* [Stated goal]: The listing below should be written out exactly; please include all of it.

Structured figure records
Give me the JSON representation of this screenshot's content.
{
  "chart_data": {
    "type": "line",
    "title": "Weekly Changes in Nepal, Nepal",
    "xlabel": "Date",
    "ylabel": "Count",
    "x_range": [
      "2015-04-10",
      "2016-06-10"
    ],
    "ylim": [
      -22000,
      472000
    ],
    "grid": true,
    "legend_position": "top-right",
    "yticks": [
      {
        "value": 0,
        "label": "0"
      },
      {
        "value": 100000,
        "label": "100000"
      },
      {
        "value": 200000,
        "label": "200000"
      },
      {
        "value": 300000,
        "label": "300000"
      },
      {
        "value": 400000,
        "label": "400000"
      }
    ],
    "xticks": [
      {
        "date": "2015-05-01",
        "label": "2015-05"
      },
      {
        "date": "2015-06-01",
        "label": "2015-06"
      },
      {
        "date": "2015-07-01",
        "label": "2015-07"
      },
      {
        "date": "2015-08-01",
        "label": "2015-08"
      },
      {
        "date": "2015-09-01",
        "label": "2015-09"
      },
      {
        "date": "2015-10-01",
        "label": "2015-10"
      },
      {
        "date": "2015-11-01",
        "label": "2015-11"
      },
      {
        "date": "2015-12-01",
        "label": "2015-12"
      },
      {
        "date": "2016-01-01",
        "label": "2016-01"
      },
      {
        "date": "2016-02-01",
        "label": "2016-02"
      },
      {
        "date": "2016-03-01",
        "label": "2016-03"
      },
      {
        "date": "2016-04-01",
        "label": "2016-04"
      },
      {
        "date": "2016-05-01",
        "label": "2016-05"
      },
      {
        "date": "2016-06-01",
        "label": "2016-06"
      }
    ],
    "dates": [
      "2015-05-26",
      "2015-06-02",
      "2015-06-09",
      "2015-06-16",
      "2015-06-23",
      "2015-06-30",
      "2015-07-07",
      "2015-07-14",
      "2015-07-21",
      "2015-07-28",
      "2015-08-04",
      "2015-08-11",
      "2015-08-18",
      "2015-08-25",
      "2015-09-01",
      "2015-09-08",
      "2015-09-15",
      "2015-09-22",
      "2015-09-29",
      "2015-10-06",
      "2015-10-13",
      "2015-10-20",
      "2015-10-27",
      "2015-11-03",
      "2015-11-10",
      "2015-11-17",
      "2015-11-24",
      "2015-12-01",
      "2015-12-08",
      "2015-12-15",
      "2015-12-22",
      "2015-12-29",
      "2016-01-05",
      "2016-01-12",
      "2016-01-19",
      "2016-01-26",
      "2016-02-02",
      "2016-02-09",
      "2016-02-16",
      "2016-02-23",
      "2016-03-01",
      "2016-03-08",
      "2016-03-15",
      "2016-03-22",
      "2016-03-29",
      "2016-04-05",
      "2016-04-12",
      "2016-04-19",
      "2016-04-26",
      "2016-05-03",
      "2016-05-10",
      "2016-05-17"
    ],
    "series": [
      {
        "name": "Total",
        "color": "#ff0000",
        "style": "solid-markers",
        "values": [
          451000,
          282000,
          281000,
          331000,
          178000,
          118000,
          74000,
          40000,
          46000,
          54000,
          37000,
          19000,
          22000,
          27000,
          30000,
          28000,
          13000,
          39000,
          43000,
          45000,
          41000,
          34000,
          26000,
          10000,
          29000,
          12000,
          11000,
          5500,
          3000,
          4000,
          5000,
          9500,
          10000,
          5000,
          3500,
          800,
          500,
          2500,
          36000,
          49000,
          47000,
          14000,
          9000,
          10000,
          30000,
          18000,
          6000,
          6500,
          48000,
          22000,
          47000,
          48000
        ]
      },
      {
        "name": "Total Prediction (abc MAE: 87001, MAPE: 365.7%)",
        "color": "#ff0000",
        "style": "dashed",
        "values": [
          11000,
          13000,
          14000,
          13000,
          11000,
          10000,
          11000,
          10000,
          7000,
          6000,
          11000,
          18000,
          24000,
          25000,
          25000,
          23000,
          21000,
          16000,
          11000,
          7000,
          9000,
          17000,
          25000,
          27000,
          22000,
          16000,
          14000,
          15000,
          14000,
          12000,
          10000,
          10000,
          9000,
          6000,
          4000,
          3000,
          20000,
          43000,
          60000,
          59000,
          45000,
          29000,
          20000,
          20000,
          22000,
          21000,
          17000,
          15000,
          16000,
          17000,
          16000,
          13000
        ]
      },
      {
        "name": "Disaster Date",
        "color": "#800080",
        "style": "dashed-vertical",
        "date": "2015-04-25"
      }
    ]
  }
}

* [Task response]:
Give me the JSON representation of this screenshot's content.
{
  "chart_data": {
    "type": "line",
    "title": "Weekly Changes in Nepal, Nepal",
    "xlabel": "Date",
    "ylabel": "Count",
    "x_range": [
      "2015-04-10",
      "2016-06-10"
    ],
    "ylim": [
      -22000,
      472000
    ],
    "grid": true,
    "legend_position": "top-right",
    "yticks": [
      {
        "value": 0,
        "label": "0"
      },
      {
        "value": 100000,
        "label": "100000"
      },
      {
        "value": 200000,
        "label": "200000"
      },
      {
        "value": 300000,
        "label": "300000"
      },
      {
        "value": 400000,
        "label": "400000"
      }
    ],
    "xticks": [
      {
        "date": "2015-05-01",
        "label": "2015-05"
      },
      {
        "date": "2015-06-01",
        "label": "2015-06"
      },
      {
        "date": "2015-07-01",
        "label": "2015-07"
      },
      {
        "date": "2015-08-01",
        "label": "2015-08"
      },
      {
        "date": "2015-09-01",
        "label": "2015-09"
      },
      {
        "date": "2015-10-01",
        "label": "2015-10"
      },
      {
        "date": "2015-11-01",
        "label": "2015-11"
      },
      {
        "date": "2015-12-01",
        "label": "2015-12"
      },
      {
        "date": "2016-01-01",
        "label": "2016-01"
      },
      {
        "date": "2016-02-01",
        "label": "2016-02"
      },
      {
        "date": "2016-03-01",
        "label": "2016-03"
      },
      {
        "date": "2016-04-01",
        "label": "2016-04"
      },
      {
        "date": "2016-05-01",
        "label": "2016-05"
      },
      {
        "date": "2016-06-01",
        "label": "2016-06"
      }
    ],
    "dates": [
      "2015-05-26",
      "2015-06-02",
      "2015-06-09",
      "2015-06-16",
      "2015-06-23",
      "2015-06-30",
      "2015-07-07",
      "2015-07-14",
      "2015-07-21",
      "2015-07-28",
      "2015-08-04",
      "2015-08-11",
      "2015-08-18",
      "2015-08-25",
      "2015-09-01",
      "2015-09-08",
      "2015-09-15",
      "2015-09-22",
      "2015-09-29",
      "2015-10-06",
      "2015-10-13",
      "2015-10-20",
      "2015-10-27",
      "2015-11-03",
      "2015-11-10",
      "2015-11-17",
      "2015-11-24",
      "2015-12-01",
      "2015-12-08",
      "2015-12-15",
      "2015-12-22",
      "2015-12-29",
      "2016-01-05",
      "2016-01-12",
      "2016-01-19",
      "2016-01-26",
      "2016-02-02",
      "2016-02-09",
      "2016-02-16",
      "2016-02-23",
      "2016-03-01",
      "2016-03-08",
      "2016-03-15",
      "2016-03-22",
      "2016-03-29",
      "2016-04-05",
      "2016-04-12",
      "2016-04-19",
      "2016-04-26",
      "2016-05-03",
      "2016-05-10",
      "2016-05-17"
    ],
    "series": [
      {
        "name": "Total",
        "color": "#ff0000",
        "style": "solid-markers",
        "values": [
          451000,
          282000,
          281000,
          331000,
          178000,
          118000,
          74000,
          40000,
          46000,
          54000,
          37000,
          19000,
          22000,
          27000,
          30000,
          28000,
          13000,
          39000,
          43000,
          45000,
          41000,
          34000,
          26000,
          10000,
          29000,
          12000,
          11000,
          5500,
          3000,
          4000,
          5000,
          9500,
          10000,
          5000,
          3500,
          800,
          500,
          2500,
          36000,
          49000,
          47000,
          14000,
          9000,
          10000,
          30000,
          18000,
          6000,
          6500,
          48000,
          22000,
          47000,
          48000
        ]
      },
      {
        "name": "Total Prediction (abc MAE: 87001, MAPE: 365.7%)",
        "color": "#ff0000",
        "style": "dashed",
        "values": [
          11000,
          13000,
          14000,
          13000,
          11000,
          10000,
          11000,
          10000,
          7000,
          6000,
          11000,
          18000,
          24000,
          25000,
          25000,
          23000,
          21000,
          16000,
          11000,
          7000,
          9000,
          17000,
          25000,
          27000,
          22000,
          16000,
          14000,
          15000,
          14000,
          12000,
          10000,
          10000,
          9000,
          6000,
          4000,
          3000,
          20000,
          43000,
          60000,
          59000,
          45000,
          29000,
          20000,
          20000,
          22000,
          21000,
          17000,
          15000,
          16000,
          17000,
          16000,
          13000
        ]
      },
      {
        "name": "Disaster Date",
        "color": "#800080",
        "style": "dashed-vertical",
        "date": "2015-04-25"
      }
    ]
  }
}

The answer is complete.